---- Dataset records
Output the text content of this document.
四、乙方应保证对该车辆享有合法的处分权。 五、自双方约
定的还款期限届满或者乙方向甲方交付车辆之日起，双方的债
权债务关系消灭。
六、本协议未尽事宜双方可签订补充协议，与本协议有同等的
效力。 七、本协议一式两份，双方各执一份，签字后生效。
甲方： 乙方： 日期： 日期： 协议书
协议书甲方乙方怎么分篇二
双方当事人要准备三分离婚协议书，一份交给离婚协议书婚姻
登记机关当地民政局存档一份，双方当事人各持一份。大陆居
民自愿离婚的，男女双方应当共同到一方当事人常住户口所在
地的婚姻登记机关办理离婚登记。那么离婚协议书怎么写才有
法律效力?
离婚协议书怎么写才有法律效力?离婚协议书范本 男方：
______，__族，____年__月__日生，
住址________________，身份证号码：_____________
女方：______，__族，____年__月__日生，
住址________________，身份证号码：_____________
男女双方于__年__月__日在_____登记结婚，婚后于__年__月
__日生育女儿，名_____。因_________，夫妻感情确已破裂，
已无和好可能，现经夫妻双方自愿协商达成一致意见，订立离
--------
> [Your goal] Repeat the records above exactly, from the first line to the last.

> [Task response]
Output the text content of this document.
四、乙方应保证对该车辆享有合法的处分权。 五、自双方约
定的还款期限届满或者乙方向甲方交付车辆之日起，双方的债
权债务关系消灭。
六、本协议未尽事宜双方可签订补充协议，与本协议有同等的
效力。 七、本协议一式两份，双方各执一份，签字后生效。
甲方： 乙方： 日期： 日期： 协议书
协议书甲方乙方怎么分篇二
双方当事人要准备三分离婚协议书，一份交给离婚协议书婚姻
登记机关当地民政局存档一份，双方当事人各持一份。大陆居
民自愿离婚的，男女双方应当共同到一方当事人常住户口所在
地的婚姻登记机关办理离婚登记。那么离婚协议书怎么写才有
法律效力?
离婚协议书怎么写才有法律效力?离婚协议书范本 男方：
______，__族，____年__月__日生，
住址________________，身份证号码：_____________
女方：______，__族，____年__月__日生，
住址________________，身份证号码：_____________
男女双方于__年__月__日在_____登记结婚，婚后于__年__月
__日生育女儿，名_____。因_________，夫妻感情确已破裂，
已无和好可能，现经夫妻双方自愿协商达成一致意见，订立离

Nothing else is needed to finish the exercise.